> Directions for this task
Set the listing down again in full, word for word, with the pictures left out.

> Records for this exercise

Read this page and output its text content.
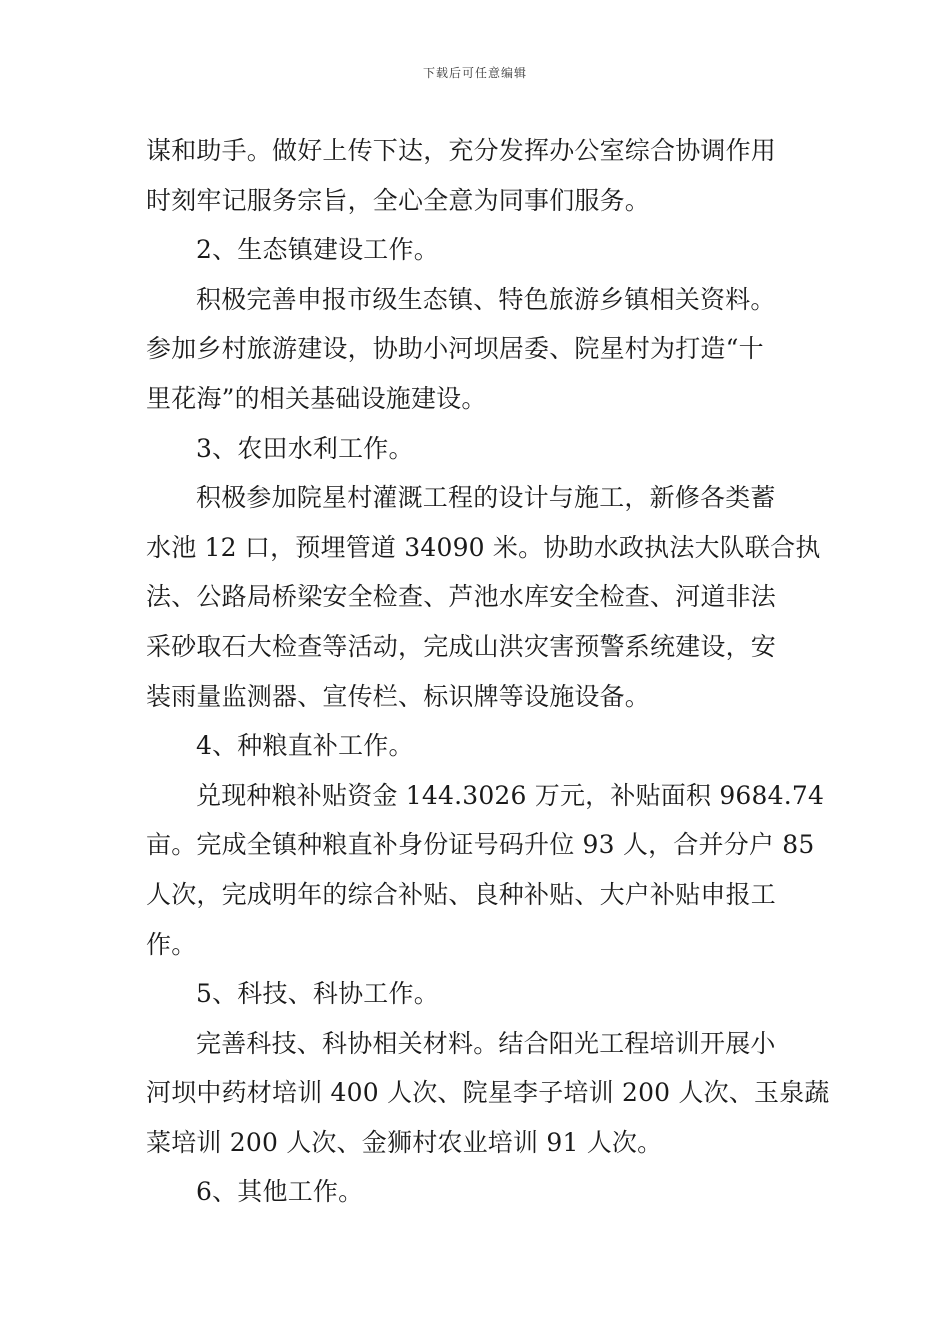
下载后可任意编辑
谋和助手。做好上传下达，充分发挥办公室综合协调作用
时刻牢记服务宗旨，全心全意为同事们服务。
2、生态镇建设工作。
积极完善申报市级生态镇、特色旅游乡镇相关资料。
参加乡村旅游建设，协助小河坝居委、院星村为打造“十
里花海”的相关基础设施建设。
3、农田水利工作。
积极参加院星村灌溉工程的设计与施工，新修各类蓄
水池 12 口，预埋管道 34090 米。协助水政执法大队联合执
法、公路局桥梁安全检查、芦池水库安全检查、河道非法
采砂取石大检查等活动，完成山洪灾害预警系统建设，安
装雨量监测器、宣传栏、标识牌等设施设备。
4、种粮直补工作。
兑现种粮补贴资金 144.3026 万元，补贴面积 9684.74
亩。完成全镇种粮直补身份证号码升位 93 人，合并分户 85
人次，完成明年的综合补贴、良种补贴、大户补贴申报工
作。
5、科技、科协工作。
完善科技、科协相关材料。结合阳光工程培训开展小
河坝中药材培训 400 人次、院星李子培训 200 人次、玉泉蔬
菜培训 200 人次、金狮村农业培训 91 人次。
6、其他工作。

> Result for this task
Read this page and output its text content.
下载后可任意编辑
谋和助手。做好上传下达，充分发挥办公室综合协调作用
时刻牢记服务宗旨，全心全意为同事们服务。
2、生态镇建设工作。
积极完善申报市级生态镇、特色旅游乡镇相关资料。
参加乡村旅游建设，协助小河坝居委、院星村为打造“十
里花海”的相关基础设施建设。
3、农田水利工作。
积极参加院星村灌溉工程的设计与施工，新修各类蓄
水池 12 口，预埋管道 34090 米。协助水政执法大队联合执
法、公路局桥梁安全检查、芦池水库安全检查、河道非法
采砂取石大检查等活动，完成山洪灾害预警系统建设，安
装雨量监测器、宣传栏、标识牌等设施设备。
4、种粮直补工作。
兑现种粮补贴资金 144.3026 万元，补贴面积 9684.74
亩。完成全镇种粮直补身份证号码升位 93 人，合并分户 85
人次，完成明年的综合补贴、良种补贴、大户补贴申报工
作。
5、科技、科协工作。
完善科技、科协相关材料。结合阳光工程培训开展小
河坝中药材培训 400 人次、院星李子培训 200 人次、玉泉蔬
菜培训 200 人次、金狮村农业培训 91 人次。
6、其他工作。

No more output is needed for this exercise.